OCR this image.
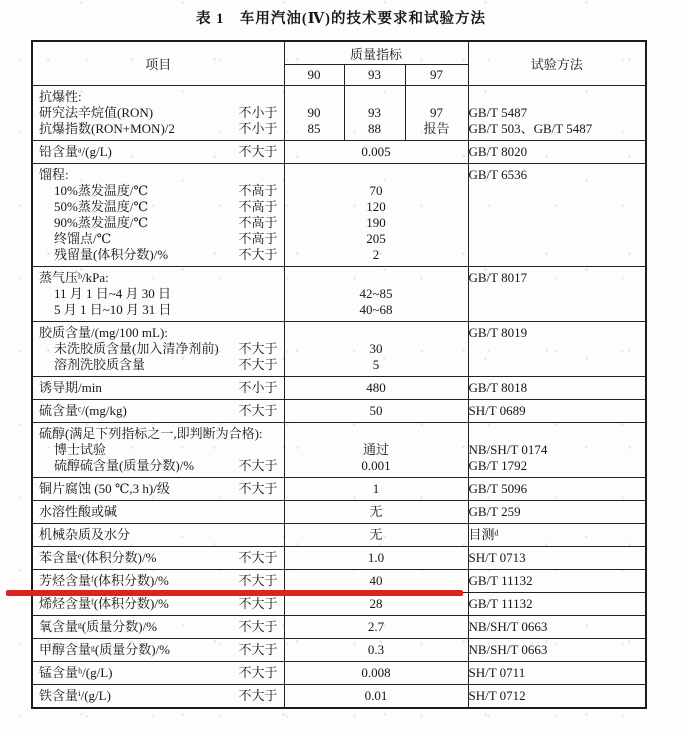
表 1　车用汽油(Ⅳ)的技术要求和试验方法
项目	质量指标			试验方法
	90	93	97	

抗爆性:				

研究法辛烷值(RON) 不小于	90	93	97	GB/T 5487

抗爆指数(RON+MON)/2 不小于	85	88	报告	GB/T 503、GB/T 5487

铅含量ᵃ/(g/L) 不大于	0.005			GB/T 8020

馏程:				GB/T 6536

10%蒸发温度/℃ 不高于	70			

50%蒸发温度/℃ 不高于	120			

90%蒸发温度/℃ 不高于	190			

终馏点/℃ 不高于	205			

残留量(体积分数)/% 不大于	2			

蒸气压ᵇ/kPa:				GB/T 8017

11 月 1 日~4 月 30 日	42~85			

5 月 1 日~10 月 31 日	40~68			

胶质含量/(mg/100 mL):				GB/T 8019

未洗胶质含量(加入清净剂前) 不大于	30			

溶剂洗胶质含量 不大于	5			

诱导期/min 不小于	480			GB/T 8018

硫含量ᶜ/(mg/kg) 不大于	50			SH/T 0689

硫醇(满足下列指标之一,即判断为合格):				

博士试验	通过			NB/SH/T 0174

硫醇硫含量(质量分数)/% 不大于	0.001			GB/T 1792

铜片腐蚀 (50 ℃,3 h)/级 不大于	1			GB/T 5096

水溶性酸或碱	无			GB/T 259

机械杂质及水分	无			目测ᵈ

苯含量ᵉ(体积分数)/% 不大于	1.0			SH/T 0713

芳烃含量ᶠ(体积分数)/% 不大于	40			GB/T 11132

烯烃含量ᶠ(体积分数)/% 不大于	28			GB/T 11132

氧含量ᵍ(质量分数)/% 不大于	2.7			NB/SH/T 0663

甲醇含量ᵍ(质量分数)/% 不大于	0.3			NB/SH/T 0663

锰含量ʰ/(g/L) 不大于	0.008			SH/T 0711

铁含量ⁱ/(g/L) 不大于	0.01			SH/T 0712
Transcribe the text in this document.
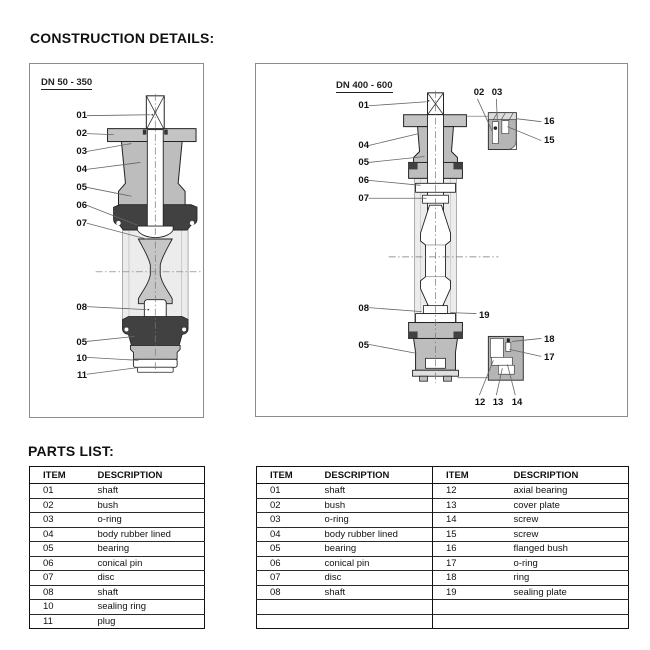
CONSTRUCTION DETAILS:
DN 50 - 350
01
02
03
04
05
06
07
08
05
10
11
DN 400 - 600
01
04
05
06
07
08
05
02 03
16
15
19
18
17
12 13 14
PARTS LIST:
ITEM	DESCRIPTION
01	shaft
02	bush
03	o-ring
04	body rubber lined
05	bearing
06	conical pin
07	disc
08	shaft
10	sealing ring
11	plug
ITEM	DESCRIPTION	ITEM	DESCRIPTION
01	shaft	12	axial bearing
02	bush	13	cover plate
03	o-ring	14	screw
04	body rubber lined	15	screw
05	bearing	16	flanged bush
06	conical pin	17	o-ring
07	disc	18	ring
08	shaft	19	sealing plate
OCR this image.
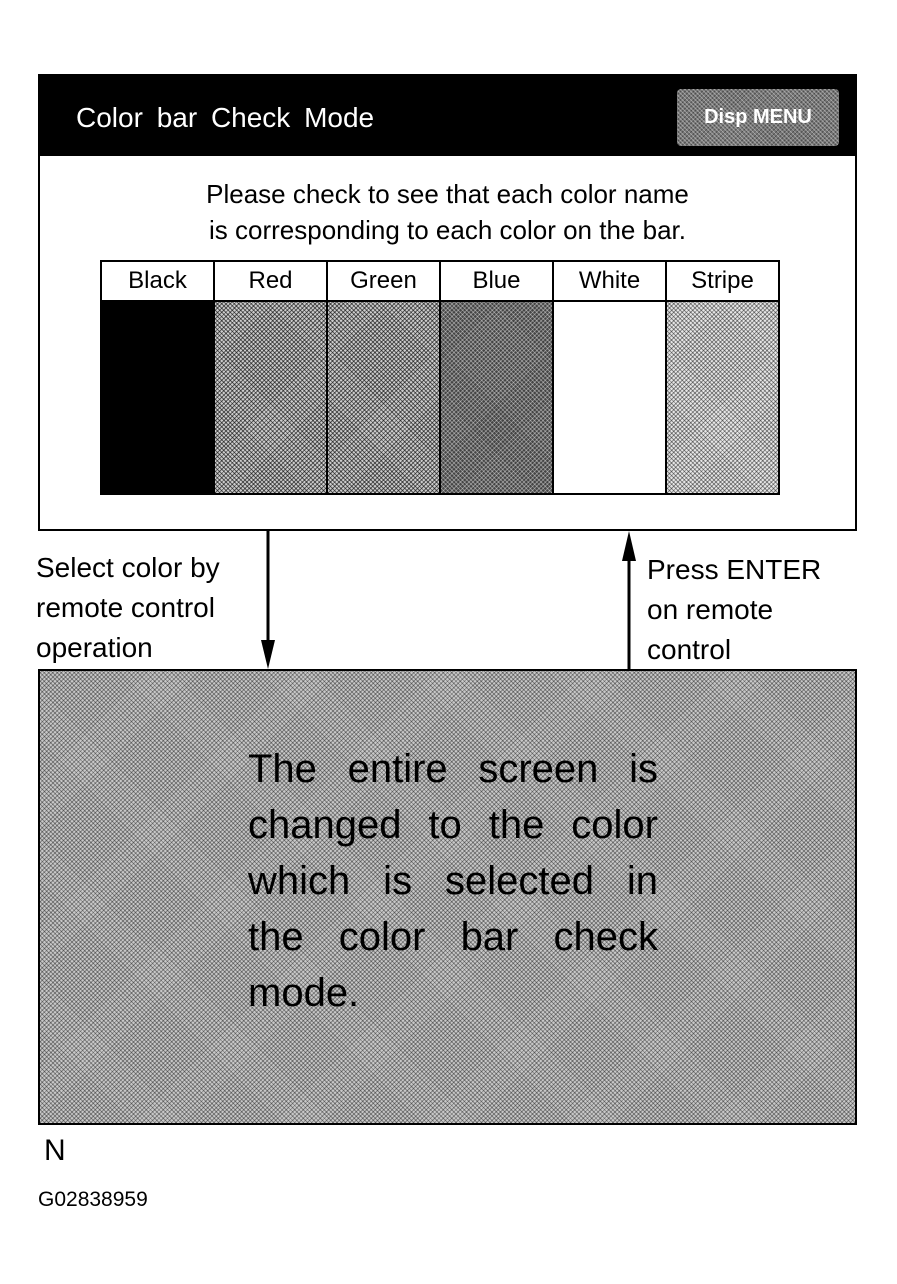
Color bar Check Mode	Disp MENU
Please check to see that each color name
is corresponding to each color on the bar.
Black	Red	Green	Blue	White	Stripe
Select color by
remote control
operation
Press ENTER
on remote
control
The entire screen is changed to the color which is selected in the color bar check mode.
N
G02838959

_WHAT THE EXERCISE ASKS:_ Make an exact copy of the data, leaving its pictures out.

_THE RESPONSE:_
OCR this image.
表 1　车用汽油(Ⅳ)的技术要求和试验方法
项目	质量指标			试验方法
	90	93	97	

抗爆性:				

研究法辛烷值(RON) 不小于	90	93	97	GB/T 5487

抗爆指数(RON+MON)/2 不小于	85	88	报告	GB/T 503、GB/T 5487

铅含量ᵃ/(g/L) 不大于	0.005			GB/T 8020

馏程:				GB/T 6536

10%蒸发温度/℃ 不高于	70			

50%蒸发温度/℃ 不高于	120			

90%蒸发温度/℃ 不高于	190			

终馏点/℃ 不高于	205			

残留量(体积分数)/% 不大于	2			

蒸气压ᵇ/kPa:				GB/T 8017

11 月 1 日~4 月 30 日	42~85			

5 月 1 日~10 月 31 日	40~68			

胶质含量/(mg/100 mL):				GB/T 8019

未洗胶质含量(加入清净剂前) 不大于	30			

溶剂洗胶质含量 不大于	5			

诱导期/min 不小于	480			GB/T 8018

硫含量ᶜ/(mg/kg) 不大于	50			SH/T 0689

硫醇(满足下列指标之一,即判断为合格):				

博士试验	通过			NB/SH/T 0174

硫醇硫含量(质量分数)/% 不大于	0.001			GB/T 1792

铜片腐蚀 (50 ℃,3 h)/级 不大于	1			GB/T 5096

水溶性酸或碱	无			GB/T 259

机械杂质及水分	无			目测ᵈ

苯含量ᵉ(体积分数)/% 不大于	1.0			SH/T 0713

芳烃含量ᶠ(体积分数)/% 不大于	40			GB/T 11132

烯烃含量ᶠ(体积分数)/% 不大于	28			GB/T 11132

氧含量ᵍ(质量分数)/% 不大于	2.7			NB/SH/T 0663

甲醇含量ᵍ(质量分数)/% 不大于	0.3			NB/SH/T 0663

锰含量ʰ/(g/L) 不大于	0.008			SH/T 0711

铁含量ⁱ/(g/L) 不大于	0.01			SH/T 0712
Transcribe the text in this document.
CONSTRUCTION DETAILS:
DN 50 - 350
01
02
03
04
05
06
07
08
05
10
11
DN 400 - 600
01
04
05
06
07
08
05
02 03
16
15
19
18
17
12 13 14
PARTS LIST:
ITEM	DESCRIPTION
01	shaft
02	bush
03	o-ring
04	body rubber lined
05	bearing
06	conical pin
07	disc
08	shaft
10	sealing ring
11	plug
ITEM	DESCRIPTION	ITEM	DESCRIPTION
01	shaft	12	axial bearing
02	bush	13	cover plate
03	o-ring	14	screw
04	body rubber lined	15	screw
05	bearing	16	flanged bush
06	conical pin	17	o-ring
07	disc	18	ring
08	shaft	19	sealing plate
OCR this image.
Color bar Check Mode	Disp MENU
Please check to see that each color name
is corresponding to each color on the bar.
Black	Red	Green	Blue	White	Stripe
Select color by
remote control
operation
Press ENTER
on remote
control
The entire screen is changed to the color which is selected in the color bar check mode.
N
G02838959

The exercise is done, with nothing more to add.